— Begin ENTRIES SUPPLIED —
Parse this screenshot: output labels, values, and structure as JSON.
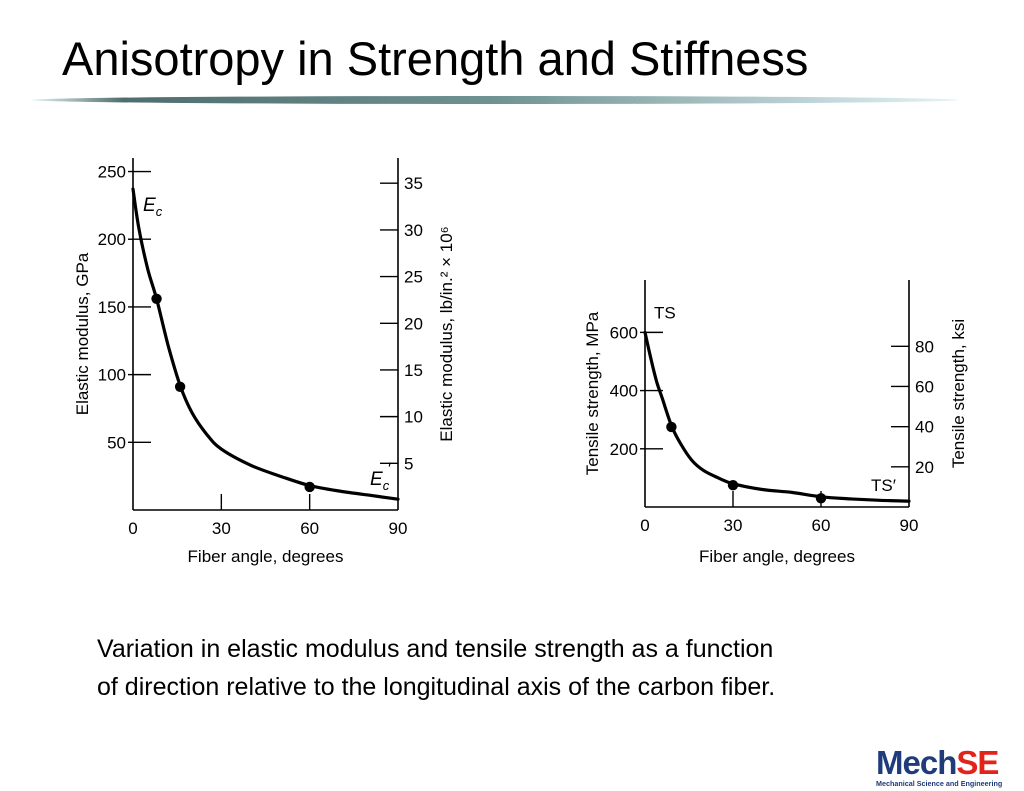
{
  "slide": {
    "title": "Anisotropy in Strength and Stiffness",
    "caption_lines": [
      "Variation in elastic modulus and tensile strength as a function",
      "of direction relative to the longitudinal axis of the carbon fiber."
    ],
    "logo": {
      "mech": "Mech",
      "se": "SE",
      "subtitle": "Mechanical Science and Engineering"
    }
  },
  "colors": {
    "rule_dark": "#4f6d6d",
    "rule_light": "#e3f3f6",
    "curve": "#000000",
    "logo_blue": "#1f3b7a",
    "logo_red": "#e2231a"
  },
  "chart_data": [
    {
      "type": "line",
      "title": "",
      "xlabel": "Fiber angle, degrees",
      "ylabel": "Elastic modulus, GPa",
      "y2label": "Elastic modulus, lb/in.² × 10⁶",
      "xlim": [
        0,
        90
      ],
      "ylim": [
        0,
        260
      ],
      "y2lim": [
        0,
        37.7
      ],
      "xticks": [
        0,
        30,
        60,
        90
      ],
      "yticks": [
        50,
        100,
        150,
        200,
        250
      ],
      "y2ticks": [
        5,
        10,
        15,
        20,
        25,
        30,
        35
      ],
      "grid": false,
      "curve_labels": {
        "top": "E",
        "top_sub": "c",
        "bottom": "E",
        "bottom_sub": "c",
        "bottom_prime": "′"
      },
      "series": [
        {
          "x": [
            0,
            2,
            5,
            8,
            12,
            16,
            20,
            25,
            30,
            40,
            50,
            60,
            70,
            80,
            90
          ],
          "y": [
            237,
            208,
            178,
            156,
            121,
            92,
            72,
            56,
            45,
            33,
            25,
            18,
            14,
            11,
            8
          ]
        }
      ],
      "markers": [
        {
          "x": 8,
          "y": 156
        },
        {
          "x": 16,
          "y": 91
        },
        {
          "x": 60,
          "y": 17
        }
      ]
    },
    {
      "type": "line",
      "title": "",
      "xlabel": "Fiber angle, degrees",
      "ylabel": "Tensile strength, MPa",
      "y2label": "Tensile strength, ksi",
      "xlim": [
        0,
        90
      ],
      "ylim": [
        0,
        780
      ],
      "y2lim": [
        0,
        113
      ],
      "xticks": [
        0,
        30,
        60,
        90
      ],
      "yticks": [
        200,
        400,
        600
      ],
      "y2ticks": [
        20,
        40,
        60,
        80
      ],
      "grid": false,
      "curve_labels": {
        "top": "TS",
        "bottom": "TS′"
      },
      "series": [
        {
          "x": [
            0,
            2,
            4,
            6,
            9,
            12,
            16,
            20,
            25,
            30,
            40,
            50,
            60,
            70,
            80,
            90
          ],
          "y": [
            600,
            510,
            430,
            370,
            280,
            220,
            160,
            125,
            100,
            80,
            60,
            50,
            35,
            28,
            23,
            20
          ]
        }
      ],
      "markers": [
        {
          "x": 9,
          "y": 275
        },
        {
          "x": 30,
          "y": 75
        },
        {
          "x": 60,
          "y": 30
        }
      ]
    }
  ]
}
— End ENTRIES SUPPLIED —
WRITTEN REQUEST: Every line above should be returned exactly; the pictures stay out.

SOLUTION TO THIS TASK:
Parse this screenshot: output labels, values, and structure as JSON.
{
  "slide": {
    "title": "Anisotropy in Strength and Stiffness",
    "caption_lines": [
      "Variation in elastic modulus and tensile strength as a function",
      "of direction relative to the longitudinal axis of the carbon fiber."
    ],
    "logo": {
      "mech": "Mech",
      "se": "SE",
      "subtitle": "Mechanical Science and Engineering"
    }
  },
  "colors": {
    "rule_dark": "#4f6d6d",
    "rule_light": "#e3f3f6",
    "curve": "#000000",
    "logo_blue": "#1f3b7a",
    "logo_red": "#e2231a"
  },
  "chart_data": [
    {
      "type": "line",
      "title": "",
      "xlabel": "Fiber angle, degrees",
      "ylabel": "Elastic modulus, GPa",
      "y2label": "Elastic modulus, lb/in.² × 10⁶",
      "xlim": [
        0,
        90
      ],
      "ylim": [
        0,
        260
      ],
      "y2lim": [
        0,
        37.7
      ],
      "xticks": [
        0,
        30,
        60,
        90
      ],
      "yticks": [
        50,
        100,
        150,
        200,
        250
      ],
      "y2ticks": [
        5,
        10,
        15,
        20,
        25,
        30,
        35
      ],
      "grid": false,
      "curve_labels": {
        "top": "E",
        "top_sub": "c",
        "bottom": "E",
        "bottom_sub": "c",
        "bottom_prime": "′"
      },
      "series": [
        {
          "x": [
            0,
            2,
            5,
            8,
            12,
            16,
            20,
            25,
            30,
            40,
            50,
            60,
            70,
            80,
            90
          ],
          "y": [
            237,
            208,
            178,
            156,
            121,
            92,
            72,
            56,
            45,
            33,
            25,
            18,
            14,
            11,
            8
          ]
        }
      ],
      "markers": [
        {
          "x": 8,
          "y": 156
        },
        {
          "x": 16,
          "y": 91
        },
        {
          "x": 60,
          "y": 17
        }
      ]
    },
    {
      "type": "line",
      "title": "",
      "xlabel": "Fiber angle, degrees",
      "ylabel": "Tensile strength, MPa",
      "y2label": "Tensile strength, ksi",
      "xlim": [
        0,
        90
      ],
      "ylim": [
        0,
        780
      ],
      "y2lim": [
        0,
        113
      ],
      "xticks": [
        0,
        30,
        60,
        90
      ],
      "yticks": [
        200,
        400,
        600
      ],
      "y2ticks": [
        20,
        40,
        60,
        80
      ],
      "grid": false,
      "curve_labels": {
        "top": "TS",
        "bottom": "TS′"
      },
      "series": [
        {
          "x": [
            0,
            2,
            4,
            6,
            9,
            12,
            16,
            20,
            25,
            30,
            40,
            50,
            60,
            70,
            80,
            90
          ],
          "y": [
            600,
            510,
            430,
            370,
            280,
            220,
            160,
            125,
            100,
            80,
            60,
            50,
            35,
            28,
            23,
            20
          ]
        }
      ],
      "markers": [
        {
          "x": 9,
          "y": 275
        },
        {
          "x": 30,
          "y": 75
        },
        {
          "x": 60,
          "y": 30
        }
      ]
    }
  ]
}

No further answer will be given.